▸ **What is expected**
Pick out every line with the word "Traktamenten" and copy it.

─── Records for this exercise ───

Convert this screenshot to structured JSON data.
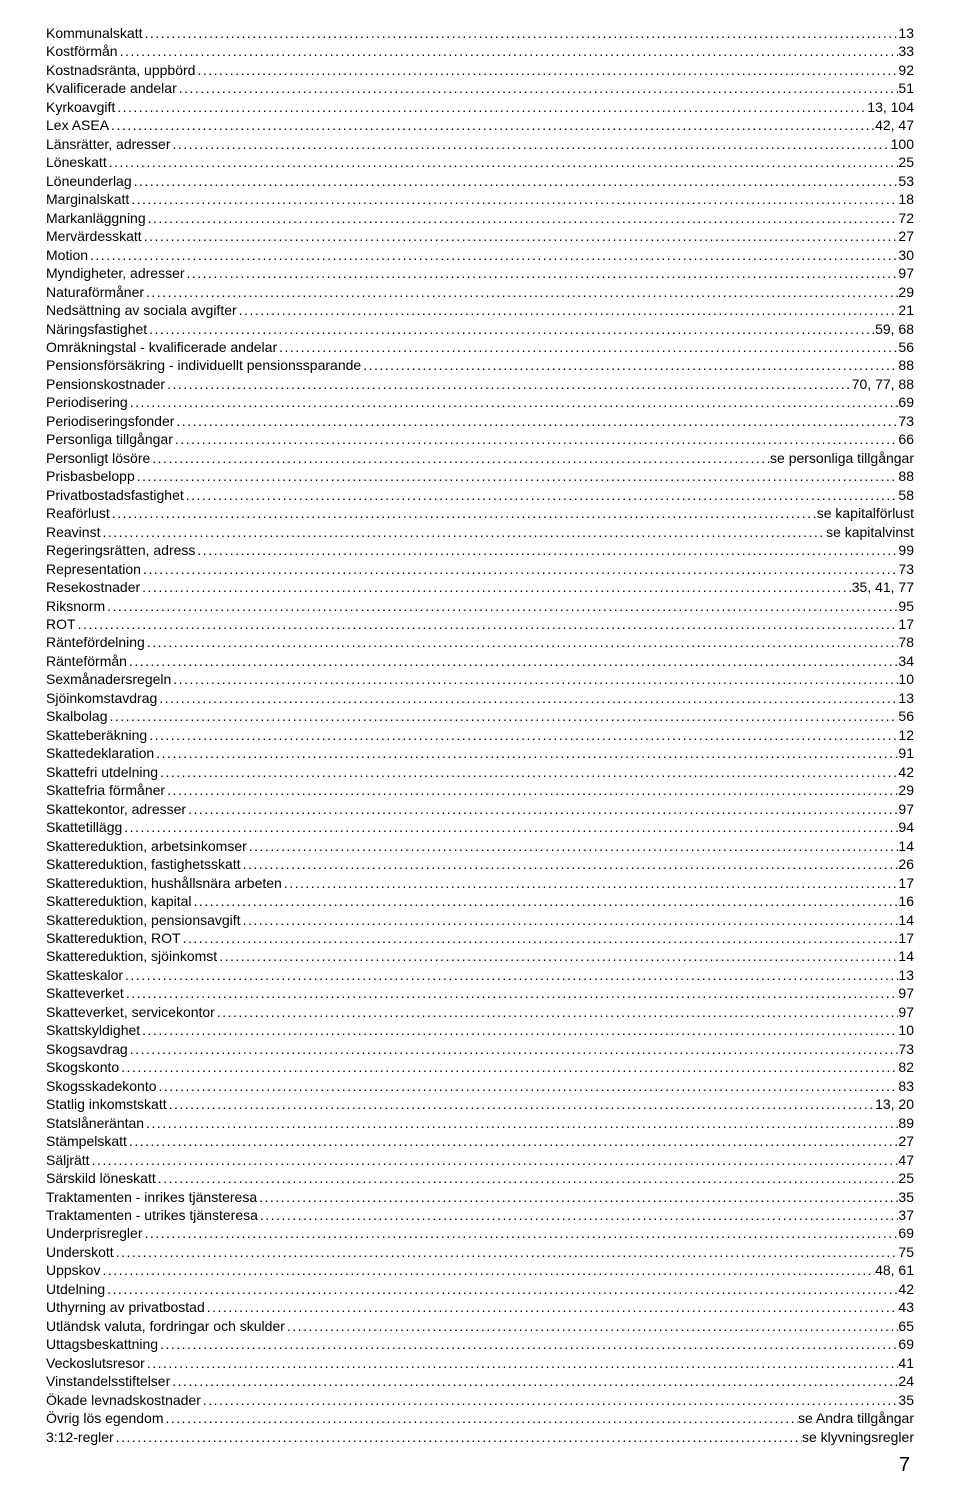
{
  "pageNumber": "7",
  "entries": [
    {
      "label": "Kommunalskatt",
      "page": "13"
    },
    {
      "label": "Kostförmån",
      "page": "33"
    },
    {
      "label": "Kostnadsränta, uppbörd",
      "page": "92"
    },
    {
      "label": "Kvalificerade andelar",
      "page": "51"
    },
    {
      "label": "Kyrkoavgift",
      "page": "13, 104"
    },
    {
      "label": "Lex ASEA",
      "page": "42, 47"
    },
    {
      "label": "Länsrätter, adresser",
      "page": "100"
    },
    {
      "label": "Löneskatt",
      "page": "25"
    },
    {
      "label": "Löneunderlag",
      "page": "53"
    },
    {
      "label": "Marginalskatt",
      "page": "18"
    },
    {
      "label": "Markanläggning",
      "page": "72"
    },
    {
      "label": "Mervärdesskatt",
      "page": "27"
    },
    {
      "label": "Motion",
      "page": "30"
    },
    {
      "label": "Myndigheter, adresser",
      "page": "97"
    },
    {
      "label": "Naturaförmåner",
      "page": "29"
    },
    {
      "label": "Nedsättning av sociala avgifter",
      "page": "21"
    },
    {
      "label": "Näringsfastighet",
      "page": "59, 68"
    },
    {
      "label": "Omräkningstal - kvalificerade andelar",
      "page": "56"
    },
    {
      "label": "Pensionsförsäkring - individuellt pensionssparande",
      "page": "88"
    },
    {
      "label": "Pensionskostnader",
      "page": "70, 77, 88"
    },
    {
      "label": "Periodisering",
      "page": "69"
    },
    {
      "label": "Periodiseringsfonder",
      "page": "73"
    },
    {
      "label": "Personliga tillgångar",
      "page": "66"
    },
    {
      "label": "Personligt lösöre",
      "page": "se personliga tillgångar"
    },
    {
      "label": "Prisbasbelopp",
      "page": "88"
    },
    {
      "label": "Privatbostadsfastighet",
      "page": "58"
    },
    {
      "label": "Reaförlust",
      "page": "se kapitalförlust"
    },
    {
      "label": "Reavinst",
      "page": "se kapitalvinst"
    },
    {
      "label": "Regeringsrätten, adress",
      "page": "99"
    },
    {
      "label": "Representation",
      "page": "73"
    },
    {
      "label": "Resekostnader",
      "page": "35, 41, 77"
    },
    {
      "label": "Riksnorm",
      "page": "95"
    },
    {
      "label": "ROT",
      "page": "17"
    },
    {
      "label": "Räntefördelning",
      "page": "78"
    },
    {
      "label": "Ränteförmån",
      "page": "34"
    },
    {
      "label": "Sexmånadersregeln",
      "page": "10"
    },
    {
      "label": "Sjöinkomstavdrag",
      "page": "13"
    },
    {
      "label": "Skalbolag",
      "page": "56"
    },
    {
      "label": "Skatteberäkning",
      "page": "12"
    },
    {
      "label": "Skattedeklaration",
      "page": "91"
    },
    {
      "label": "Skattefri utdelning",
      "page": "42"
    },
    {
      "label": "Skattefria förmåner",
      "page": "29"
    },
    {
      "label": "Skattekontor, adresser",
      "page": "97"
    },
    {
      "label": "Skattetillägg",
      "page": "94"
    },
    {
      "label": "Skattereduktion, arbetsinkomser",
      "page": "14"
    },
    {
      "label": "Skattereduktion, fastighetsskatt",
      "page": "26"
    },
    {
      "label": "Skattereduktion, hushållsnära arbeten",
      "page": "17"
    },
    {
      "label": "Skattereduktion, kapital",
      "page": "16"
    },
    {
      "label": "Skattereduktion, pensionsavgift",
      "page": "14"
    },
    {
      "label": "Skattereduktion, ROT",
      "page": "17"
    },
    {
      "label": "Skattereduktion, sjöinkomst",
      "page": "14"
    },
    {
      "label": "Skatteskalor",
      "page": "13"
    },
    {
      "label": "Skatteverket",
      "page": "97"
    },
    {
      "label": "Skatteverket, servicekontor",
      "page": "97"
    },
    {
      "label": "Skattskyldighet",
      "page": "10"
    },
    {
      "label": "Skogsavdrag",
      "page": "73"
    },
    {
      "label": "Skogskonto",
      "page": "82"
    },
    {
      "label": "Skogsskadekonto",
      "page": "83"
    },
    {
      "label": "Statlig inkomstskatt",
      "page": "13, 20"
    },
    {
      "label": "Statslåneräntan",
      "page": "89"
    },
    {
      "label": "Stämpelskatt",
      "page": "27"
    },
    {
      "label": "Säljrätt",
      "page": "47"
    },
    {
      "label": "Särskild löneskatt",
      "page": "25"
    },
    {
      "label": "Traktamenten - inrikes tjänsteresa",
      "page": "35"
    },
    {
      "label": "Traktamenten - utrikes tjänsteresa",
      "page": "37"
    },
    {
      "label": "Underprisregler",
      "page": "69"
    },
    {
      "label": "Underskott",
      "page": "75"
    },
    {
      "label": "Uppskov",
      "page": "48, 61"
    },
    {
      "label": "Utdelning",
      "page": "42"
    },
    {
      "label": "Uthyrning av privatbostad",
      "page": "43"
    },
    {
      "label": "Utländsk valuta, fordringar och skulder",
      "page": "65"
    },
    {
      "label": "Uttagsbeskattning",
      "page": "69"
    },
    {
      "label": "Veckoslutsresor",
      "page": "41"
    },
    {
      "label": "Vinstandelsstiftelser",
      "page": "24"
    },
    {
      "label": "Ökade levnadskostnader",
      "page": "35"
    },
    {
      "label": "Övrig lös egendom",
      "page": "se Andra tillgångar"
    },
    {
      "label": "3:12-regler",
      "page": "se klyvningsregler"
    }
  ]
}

───
─── Records for this exercise ───

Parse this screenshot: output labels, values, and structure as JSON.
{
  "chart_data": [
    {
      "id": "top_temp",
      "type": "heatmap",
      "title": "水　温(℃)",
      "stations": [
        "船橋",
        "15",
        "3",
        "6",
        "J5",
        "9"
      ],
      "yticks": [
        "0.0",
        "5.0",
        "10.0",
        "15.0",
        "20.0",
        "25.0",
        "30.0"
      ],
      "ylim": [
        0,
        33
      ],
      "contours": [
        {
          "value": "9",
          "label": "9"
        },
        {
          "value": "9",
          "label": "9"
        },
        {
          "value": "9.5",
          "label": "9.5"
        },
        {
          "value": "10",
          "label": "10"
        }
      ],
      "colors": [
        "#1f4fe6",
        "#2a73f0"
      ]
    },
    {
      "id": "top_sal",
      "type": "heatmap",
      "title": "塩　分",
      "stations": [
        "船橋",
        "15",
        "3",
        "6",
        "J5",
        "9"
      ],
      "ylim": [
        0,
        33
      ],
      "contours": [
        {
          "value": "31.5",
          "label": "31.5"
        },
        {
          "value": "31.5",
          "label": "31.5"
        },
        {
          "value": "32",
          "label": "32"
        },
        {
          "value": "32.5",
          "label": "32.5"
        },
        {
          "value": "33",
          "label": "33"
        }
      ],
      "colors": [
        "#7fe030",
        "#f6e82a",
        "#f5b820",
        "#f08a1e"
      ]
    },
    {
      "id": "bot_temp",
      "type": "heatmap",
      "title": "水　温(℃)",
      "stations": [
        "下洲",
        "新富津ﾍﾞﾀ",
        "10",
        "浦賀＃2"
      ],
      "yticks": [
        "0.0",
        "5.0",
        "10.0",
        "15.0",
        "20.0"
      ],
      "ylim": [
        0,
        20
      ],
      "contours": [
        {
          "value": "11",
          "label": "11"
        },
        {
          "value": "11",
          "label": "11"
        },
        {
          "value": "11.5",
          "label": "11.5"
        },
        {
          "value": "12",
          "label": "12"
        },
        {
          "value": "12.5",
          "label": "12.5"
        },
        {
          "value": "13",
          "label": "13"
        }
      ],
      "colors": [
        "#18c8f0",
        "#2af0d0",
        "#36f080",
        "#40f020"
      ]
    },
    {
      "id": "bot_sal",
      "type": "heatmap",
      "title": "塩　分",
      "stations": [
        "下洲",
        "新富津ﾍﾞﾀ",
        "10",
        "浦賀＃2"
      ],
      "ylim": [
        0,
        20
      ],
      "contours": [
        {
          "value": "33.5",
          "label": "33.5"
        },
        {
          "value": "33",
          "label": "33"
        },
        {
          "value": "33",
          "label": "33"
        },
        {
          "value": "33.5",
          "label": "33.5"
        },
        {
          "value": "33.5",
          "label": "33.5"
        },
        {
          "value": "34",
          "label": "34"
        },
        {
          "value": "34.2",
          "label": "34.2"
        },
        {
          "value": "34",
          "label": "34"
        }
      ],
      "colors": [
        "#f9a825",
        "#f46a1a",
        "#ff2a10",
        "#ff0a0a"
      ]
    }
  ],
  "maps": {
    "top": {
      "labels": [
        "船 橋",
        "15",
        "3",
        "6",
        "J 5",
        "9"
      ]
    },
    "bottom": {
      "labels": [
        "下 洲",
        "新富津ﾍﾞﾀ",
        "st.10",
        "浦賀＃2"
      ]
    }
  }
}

───

▸ **Worked answer**
      "label": "Traktamenten - inrikes tjänsteresa",
      "label": "Traktamenten - utrikes tjänsteresa",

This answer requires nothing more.